[start of INPUT FOR THIS TASK]

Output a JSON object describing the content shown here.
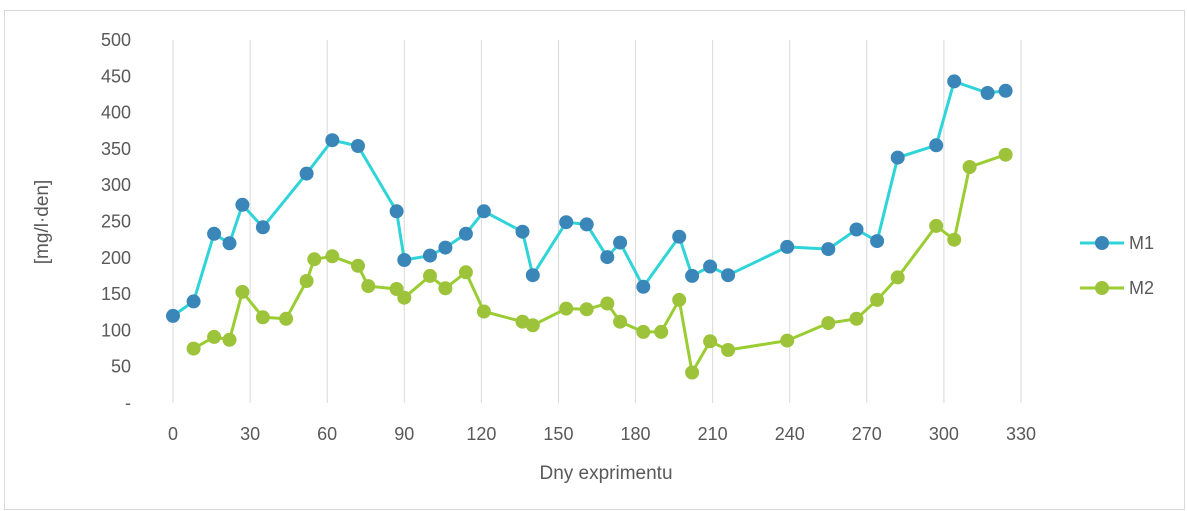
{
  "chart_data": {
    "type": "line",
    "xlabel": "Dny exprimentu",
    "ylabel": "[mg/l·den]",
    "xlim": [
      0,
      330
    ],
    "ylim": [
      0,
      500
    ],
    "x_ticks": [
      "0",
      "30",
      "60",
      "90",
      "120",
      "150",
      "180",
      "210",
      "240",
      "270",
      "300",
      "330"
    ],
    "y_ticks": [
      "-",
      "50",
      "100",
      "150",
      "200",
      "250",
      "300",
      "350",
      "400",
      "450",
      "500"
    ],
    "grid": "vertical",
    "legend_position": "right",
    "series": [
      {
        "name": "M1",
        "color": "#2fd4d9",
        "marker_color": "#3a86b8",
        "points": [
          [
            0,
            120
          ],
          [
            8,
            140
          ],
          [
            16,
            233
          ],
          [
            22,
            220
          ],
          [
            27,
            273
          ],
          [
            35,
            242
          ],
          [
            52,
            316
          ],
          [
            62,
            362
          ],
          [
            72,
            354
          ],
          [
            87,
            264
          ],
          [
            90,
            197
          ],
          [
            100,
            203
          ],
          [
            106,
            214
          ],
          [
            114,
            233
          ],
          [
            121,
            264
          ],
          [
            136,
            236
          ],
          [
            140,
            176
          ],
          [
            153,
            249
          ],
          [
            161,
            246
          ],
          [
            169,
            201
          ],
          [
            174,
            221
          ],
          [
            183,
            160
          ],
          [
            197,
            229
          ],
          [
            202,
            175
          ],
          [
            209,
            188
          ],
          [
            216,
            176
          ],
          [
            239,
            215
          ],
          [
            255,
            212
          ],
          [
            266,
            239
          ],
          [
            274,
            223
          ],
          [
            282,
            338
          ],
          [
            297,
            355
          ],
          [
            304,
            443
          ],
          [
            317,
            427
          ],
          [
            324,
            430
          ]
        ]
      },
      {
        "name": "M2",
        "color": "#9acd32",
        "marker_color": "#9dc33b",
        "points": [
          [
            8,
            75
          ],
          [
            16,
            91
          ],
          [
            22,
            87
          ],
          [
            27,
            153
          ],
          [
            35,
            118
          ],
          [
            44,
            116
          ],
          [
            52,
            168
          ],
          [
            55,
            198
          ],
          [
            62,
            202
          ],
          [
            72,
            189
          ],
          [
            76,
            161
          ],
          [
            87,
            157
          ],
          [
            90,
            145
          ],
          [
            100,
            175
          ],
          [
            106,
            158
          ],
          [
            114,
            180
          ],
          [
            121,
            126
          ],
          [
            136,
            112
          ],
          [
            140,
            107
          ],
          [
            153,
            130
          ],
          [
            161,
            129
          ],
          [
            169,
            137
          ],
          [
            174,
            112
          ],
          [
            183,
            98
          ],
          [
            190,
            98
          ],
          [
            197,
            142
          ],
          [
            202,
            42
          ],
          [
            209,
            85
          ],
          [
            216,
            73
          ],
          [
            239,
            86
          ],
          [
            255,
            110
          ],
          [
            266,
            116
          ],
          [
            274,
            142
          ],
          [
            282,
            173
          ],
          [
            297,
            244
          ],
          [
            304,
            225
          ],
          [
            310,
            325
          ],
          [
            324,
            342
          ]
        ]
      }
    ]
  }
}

[end of INPUT FOR THIS TASK]
[start of INPUT FOR THIS TASK]

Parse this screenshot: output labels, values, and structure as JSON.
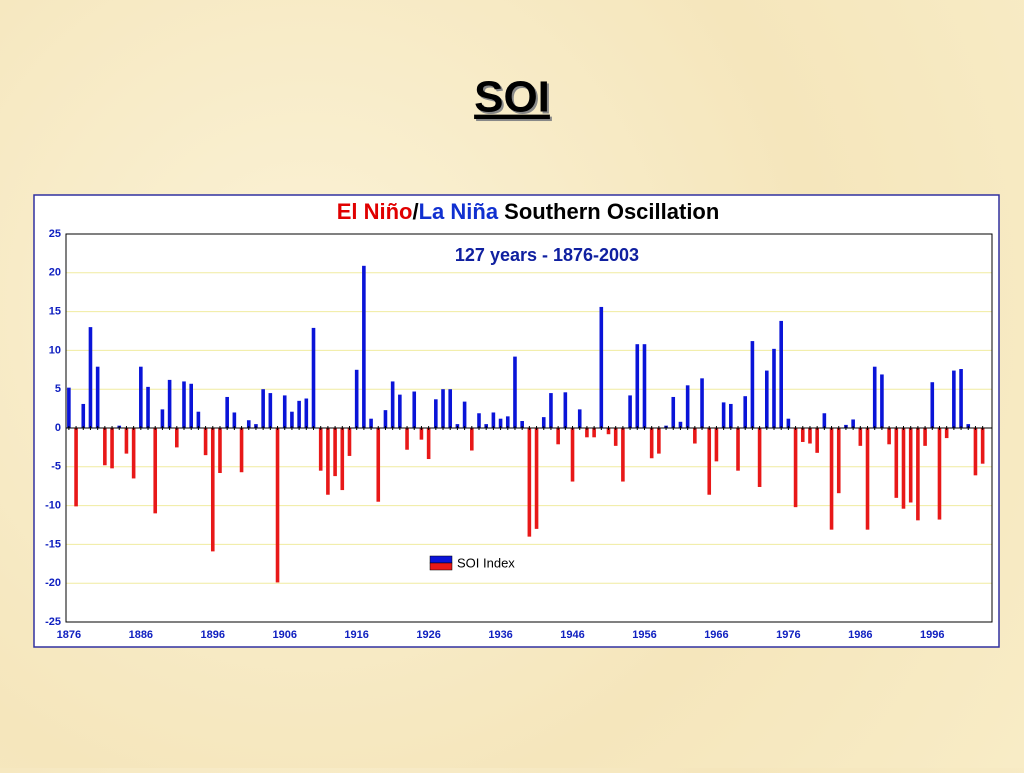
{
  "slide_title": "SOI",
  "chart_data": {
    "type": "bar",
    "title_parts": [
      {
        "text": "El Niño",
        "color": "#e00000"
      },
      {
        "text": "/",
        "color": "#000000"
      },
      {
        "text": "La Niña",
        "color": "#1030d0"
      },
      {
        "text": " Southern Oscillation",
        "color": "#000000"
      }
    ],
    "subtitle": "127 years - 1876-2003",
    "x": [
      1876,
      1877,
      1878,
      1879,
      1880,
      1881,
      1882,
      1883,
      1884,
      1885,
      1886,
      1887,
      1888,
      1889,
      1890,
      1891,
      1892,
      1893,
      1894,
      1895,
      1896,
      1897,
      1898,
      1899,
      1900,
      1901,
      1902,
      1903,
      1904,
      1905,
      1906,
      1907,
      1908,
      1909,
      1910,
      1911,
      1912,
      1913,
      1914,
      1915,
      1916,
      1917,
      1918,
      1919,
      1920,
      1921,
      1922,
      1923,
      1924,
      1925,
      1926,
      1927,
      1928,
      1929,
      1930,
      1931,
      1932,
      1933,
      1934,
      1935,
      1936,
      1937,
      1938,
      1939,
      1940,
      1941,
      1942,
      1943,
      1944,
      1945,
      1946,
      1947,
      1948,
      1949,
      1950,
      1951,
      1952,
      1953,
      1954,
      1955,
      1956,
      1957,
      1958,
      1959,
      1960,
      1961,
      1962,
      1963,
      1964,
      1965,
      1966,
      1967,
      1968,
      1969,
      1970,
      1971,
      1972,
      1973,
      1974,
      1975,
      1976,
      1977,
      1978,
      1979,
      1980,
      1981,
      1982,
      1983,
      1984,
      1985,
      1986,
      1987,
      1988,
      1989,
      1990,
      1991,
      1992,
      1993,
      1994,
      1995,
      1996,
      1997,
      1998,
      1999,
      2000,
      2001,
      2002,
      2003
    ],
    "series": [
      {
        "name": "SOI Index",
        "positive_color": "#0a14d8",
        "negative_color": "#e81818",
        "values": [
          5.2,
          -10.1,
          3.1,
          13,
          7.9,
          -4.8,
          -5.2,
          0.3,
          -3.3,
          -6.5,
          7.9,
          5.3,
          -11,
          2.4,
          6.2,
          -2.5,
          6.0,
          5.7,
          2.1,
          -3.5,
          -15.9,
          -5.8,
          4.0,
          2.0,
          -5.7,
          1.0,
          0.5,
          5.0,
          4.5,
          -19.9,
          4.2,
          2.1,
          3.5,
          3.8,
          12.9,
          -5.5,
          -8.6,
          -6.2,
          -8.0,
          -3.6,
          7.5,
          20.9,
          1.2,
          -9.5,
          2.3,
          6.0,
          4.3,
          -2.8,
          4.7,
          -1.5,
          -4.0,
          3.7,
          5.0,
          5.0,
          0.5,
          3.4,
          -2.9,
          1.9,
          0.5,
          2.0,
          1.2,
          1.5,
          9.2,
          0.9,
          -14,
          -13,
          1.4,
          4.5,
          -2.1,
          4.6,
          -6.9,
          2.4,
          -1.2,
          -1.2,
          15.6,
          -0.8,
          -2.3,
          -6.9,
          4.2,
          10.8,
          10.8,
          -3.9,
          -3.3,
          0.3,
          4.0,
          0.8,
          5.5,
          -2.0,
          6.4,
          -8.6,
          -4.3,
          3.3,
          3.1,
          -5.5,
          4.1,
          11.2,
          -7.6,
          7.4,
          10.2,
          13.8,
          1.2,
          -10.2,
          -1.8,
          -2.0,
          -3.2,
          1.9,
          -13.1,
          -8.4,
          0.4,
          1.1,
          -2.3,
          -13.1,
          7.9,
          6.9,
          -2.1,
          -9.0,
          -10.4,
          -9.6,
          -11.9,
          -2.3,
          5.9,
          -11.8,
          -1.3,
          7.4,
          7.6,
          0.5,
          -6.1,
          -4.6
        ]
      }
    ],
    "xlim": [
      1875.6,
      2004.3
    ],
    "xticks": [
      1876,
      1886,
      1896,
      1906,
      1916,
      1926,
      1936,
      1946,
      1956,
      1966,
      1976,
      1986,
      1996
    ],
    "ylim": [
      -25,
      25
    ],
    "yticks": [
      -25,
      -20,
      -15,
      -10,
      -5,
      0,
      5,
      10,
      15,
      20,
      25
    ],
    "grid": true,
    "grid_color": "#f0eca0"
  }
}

[end of INPUT FOR THIS TASK]

Pull out each line of the listing that holds the string "values".

**OUTPUT OF THE TASK:**
Parse this screenshot: output labels, values, and structure as JSON.
        "values": [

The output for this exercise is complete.